■ **SOURCE EXTRACT**
- - - - -
Usually the point of sermons on this parable is self-examination, the preacher pressing us to consider how we are hearing the Word of God, or which of the four situations best describes ourselves. Are we people who heard the word, as if it were seed fallen on the hardened path, and in whose hearts the Word of God never took root? It was picked up, carried away. Or are we better described as the shallow soil where the rock comes so near to the surface and the ground dries so quickly after the rain that the seed does not get enough water to germinate and become a health plant. We seem to have believed for a short time, but very quickly lost our interest. Or are we the soil secretly inhabited by last year’s thorn bushes which, once the growing season has begun in interest, will choke the wheat? That is, are we going to think ourselves Christians and be taken to be Christians by others but only until true faith in Christ begins to pinch our bank account, or until we face some real disappointment or temptation, or until it becomes clear that if we are to follow Christ we are going to have to give up some favorite pleasure? Or are we the true Christians likened here to soil in which the Word takes root and bears a great harvest? Sermons on this parable are usually a summons not to be found in the first three categories but to be in the last.
I know people, you probably do as well, who fit to a “T” each of these descriptions. I could tell you their stories. You see so much practical truth here: that faith is known by its fruit, that the devil cares for nothing so much as that the first motions of faith in a human soul be quashed, that there are a number who begin but who do not continue in the Christian faith, that the cares of life, money and pleasure are great enemies of real faith in Christ, and so on. A preacher could preach a hundred sermons on this text and not exhaust its applications.
There was a time some years ago when it became the consensus in biblical scholarship that a parable should be understood to have but one point, one lesson. Everything else in the parable was taken to be simply local color. Thankfully, that position has been largely abandoned. The Lord taught a number of truths at the same time in his parables. So let me assure you that the sermons you have heard on the parable, as the sermons I have heard, the sermons that emphasize the different ways people receive the word about Christ and salvation and how only the faith that bears fruit is true and living faith are entirely appropriate. These are important lessons and we need to learn them and remember them.
But having said that, it is clear that distinguishing the various responses to the gospel in this homely way is not the main point of the Lord’s famous parable. That is not the great application of the parable as the Lord Jesus taught it to his disciples and to the crowds. We are alerted to that fact by his statement in v. 10:
“To you it has been given to know the secrets of the kingdom of God, but for others they are in parables…”
- - - - -
Coordinate annotation data
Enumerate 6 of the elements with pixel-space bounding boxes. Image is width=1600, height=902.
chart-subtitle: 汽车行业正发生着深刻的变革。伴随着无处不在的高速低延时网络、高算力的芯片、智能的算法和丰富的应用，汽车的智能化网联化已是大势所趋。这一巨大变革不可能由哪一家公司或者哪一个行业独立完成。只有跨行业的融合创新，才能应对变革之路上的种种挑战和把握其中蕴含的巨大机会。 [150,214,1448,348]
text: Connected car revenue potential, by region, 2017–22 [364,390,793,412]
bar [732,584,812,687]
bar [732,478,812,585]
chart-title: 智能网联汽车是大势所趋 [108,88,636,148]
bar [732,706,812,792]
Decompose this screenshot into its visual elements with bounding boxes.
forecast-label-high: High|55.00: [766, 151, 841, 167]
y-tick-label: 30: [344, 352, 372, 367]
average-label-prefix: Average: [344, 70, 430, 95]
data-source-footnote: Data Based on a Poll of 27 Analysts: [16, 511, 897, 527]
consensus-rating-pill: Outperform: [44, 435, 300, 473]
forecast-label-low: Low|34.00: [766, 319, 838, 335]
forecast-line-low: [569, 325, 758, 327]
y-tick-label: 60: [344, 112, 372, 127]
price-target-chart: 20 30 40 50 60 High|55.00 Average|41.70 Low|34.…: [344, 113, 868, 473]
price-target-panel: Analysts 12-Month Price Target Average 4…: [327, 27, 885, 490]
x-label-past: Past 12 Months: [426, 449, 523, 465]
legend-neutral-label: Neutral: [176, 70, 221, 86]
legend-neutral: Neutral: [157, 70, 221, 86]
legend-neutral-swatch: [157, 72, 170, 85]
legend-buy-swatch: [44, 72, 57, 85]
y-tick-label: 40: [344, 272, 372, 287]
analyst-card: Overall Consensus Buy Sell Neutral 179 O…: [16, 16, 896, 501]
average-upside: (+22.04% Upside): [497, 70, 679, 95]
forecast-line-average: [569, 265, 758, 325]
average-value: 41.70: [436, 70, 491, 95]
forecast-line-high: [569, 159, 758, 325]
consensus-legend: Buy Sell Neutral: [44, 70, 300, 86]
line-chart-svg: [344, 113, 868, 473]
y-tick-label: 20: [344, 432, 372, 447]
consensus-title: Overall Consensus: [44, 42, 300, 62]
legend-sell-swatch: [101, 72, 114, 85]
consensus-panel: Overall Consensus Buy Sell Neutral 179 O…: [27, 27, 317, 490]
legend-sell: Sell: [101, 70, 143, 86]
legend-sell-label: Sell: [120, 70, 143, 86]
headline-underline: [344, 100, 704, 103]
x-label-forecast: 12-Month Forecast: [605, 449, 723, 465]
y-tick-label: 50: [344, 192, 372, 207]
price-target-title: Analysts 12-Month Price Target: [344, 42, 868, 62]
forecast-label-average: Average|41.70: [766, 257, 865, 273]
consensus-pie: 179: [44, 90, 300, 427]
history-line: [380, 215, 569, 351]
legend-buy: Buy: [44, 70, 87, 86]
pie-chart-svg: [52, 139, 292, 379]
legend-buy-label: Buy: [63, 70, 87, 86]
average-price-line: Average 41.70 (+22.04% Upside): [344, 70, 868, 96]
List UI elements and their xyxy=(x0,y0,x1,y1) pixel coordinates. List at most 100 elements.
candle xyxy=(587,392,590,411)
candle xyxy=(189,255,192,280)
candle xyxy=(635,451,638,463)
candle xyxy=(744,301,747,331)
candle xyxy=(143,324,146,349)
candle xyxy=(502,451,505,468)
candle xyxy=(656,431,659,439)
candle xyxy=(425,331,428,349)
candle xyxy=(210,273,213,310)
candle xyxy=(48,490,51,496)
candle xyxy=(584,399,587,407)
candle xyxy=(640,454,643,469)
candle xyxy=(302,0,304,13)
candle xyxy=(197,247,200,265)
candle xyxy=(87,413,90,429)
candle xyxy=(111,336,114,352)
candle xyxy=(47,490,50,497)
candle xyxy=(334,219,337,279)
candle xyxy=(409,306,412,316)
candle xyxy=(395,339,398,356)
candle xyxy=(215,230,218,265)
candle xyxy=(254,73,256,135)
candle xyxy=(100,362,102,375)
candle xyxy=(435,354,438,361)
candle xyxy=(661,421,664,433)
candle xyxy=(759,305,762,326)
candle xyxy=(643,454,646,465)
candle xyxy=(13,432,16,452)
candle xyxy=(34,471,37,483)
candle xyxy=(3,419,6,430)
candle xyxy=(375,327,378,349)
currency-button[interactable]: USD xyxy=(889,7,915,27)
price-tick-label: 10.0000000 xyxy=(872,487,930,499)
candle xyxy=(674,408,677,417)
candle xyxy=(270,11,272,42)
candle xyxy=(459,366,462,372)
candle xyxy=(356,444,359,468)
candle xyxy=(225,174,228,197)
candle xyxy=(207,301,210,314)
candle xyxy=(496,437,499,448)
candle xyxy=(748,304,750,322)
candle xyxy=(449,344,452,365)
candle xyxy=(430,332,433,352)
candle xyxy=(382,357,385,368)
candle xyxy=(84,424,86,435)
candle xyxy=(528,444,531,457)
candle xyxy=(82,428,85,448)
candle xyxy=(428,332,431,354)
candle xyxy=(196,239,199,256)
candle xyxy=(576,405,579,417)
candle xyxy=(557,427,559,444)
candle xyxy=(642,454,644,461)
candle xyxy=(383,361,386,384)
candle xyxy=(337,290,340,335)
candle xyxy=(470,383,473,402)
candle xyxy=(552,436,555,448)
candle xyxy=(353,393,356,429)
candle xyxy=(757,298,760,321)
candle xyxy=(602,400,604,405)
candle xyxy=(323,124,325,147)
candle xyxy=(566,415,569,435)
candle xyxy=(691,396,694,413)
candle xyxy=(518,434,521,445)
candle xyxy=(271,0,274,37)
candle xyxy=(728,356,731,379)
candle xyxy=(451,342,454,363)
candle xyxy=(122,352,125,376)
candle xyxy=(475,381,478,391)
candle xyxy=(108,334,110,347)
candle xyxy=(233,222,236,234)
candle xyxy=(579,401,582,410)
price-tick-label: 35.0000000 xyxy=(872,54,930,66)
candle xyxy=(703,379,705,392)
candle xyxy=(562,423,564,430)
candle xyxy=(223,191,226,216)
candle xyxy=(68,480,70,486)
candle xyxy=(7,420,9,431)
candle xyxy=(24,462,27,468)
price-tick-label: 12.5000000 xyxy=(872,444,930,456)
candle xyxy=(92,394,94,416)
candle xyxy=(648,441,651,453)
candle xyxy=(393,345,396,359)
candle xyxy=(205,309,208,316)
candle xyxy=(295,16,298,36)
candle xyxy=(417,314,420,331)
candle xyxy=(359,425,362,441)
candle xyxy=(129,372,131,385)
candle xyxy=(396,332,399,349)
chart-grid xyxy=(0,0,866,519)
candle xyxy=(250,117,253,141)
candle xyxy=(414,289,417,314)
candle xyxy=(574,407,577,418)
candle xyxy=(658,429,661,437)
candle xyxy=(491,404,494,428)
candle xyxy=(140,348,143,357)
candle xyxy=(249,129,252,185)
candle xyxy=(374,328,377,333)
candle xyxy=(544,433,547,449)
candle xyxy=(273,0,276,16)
- - - - -
■ **PROBLEM SET**
a – Please rewrite the part of the sermon on the parable from "There was a" to "and remember them.", putting "agreement" in place of "consensus".
b – According to the sermon on the parable, why are sermons that stress the different ways people receive the word entirely appropriate?
c – Take the sermon on the parable further, starting after its last sentence.
This data was taken from a separate source.

■ **ANSWERS PROVIDED**
a –
There was a time some years ago when it became the agreement in biblical scholarship that a parable should be understood to have but one point, one lesson. Everything else in the parable was taken to be simply local color. Thankfully, that position has been largely abandoned. The Lord taught a number of truths at the same time in his parables. So let me assure you that the sermons you have heard on the parable, as the sermons I have heard, the sermons that emphasize the different ways people receive the word about Christ and salvation and how only the faith that bears fruit is true and living faith are entirely appropriate. These are important lessons and we need to learn them and remember them.

b – The earlier scholarly consensus that a parable has only one point, with everything else mere local color, has largely been abandoned. The Lord taught a number of truths at the same time in his parables. So lessons about how people receive the word, and about only fruit-bearing faith being true faith, are genuine lessons of this parable.

c –
In other words, there is a secret, a mystery about the kingdom of God that is revealed in this parable, something we now know but which people didn’t know back then; nobody anticipated the kingdom of God being like this; nobody had the faintest idea that the kingdom of God would come in this way. Afterwards it became perfectly obvious, but at the time, it was a secret, pure and simple.
Take, for example, another of those secrets or mysteries of the kingdom of God: the epoch of the Gentiles. Nobody who read the OT expected that the Messiah would come twice and that between his comings the good news would be preached throughout the world for thousands of years, the Gentiles would become the lion’s share of the people of God, the Jews would be grafted out of the olive tree for a time, and that only after the times of the Gentiles had been fulfilled would Jesus come again and bring history to its consummation. No one was expecting the Messiah to come twice. No one was expecting that to be how the kingdom of God would come. They expected the Messiah to come, to conquer the enemies of Israel, to restore the kingdom of David to its rightful place in the world, and to bring in the golden age of peace. Even those – however few of them there were – who understood that a sacrifice had to be made for sin and that the Messiah would also be the suffering servant prophesied by Isaiah, I say even they did not expect two comings with thousands of years between. We take it all for granted now, but it was a complete secret beforehand.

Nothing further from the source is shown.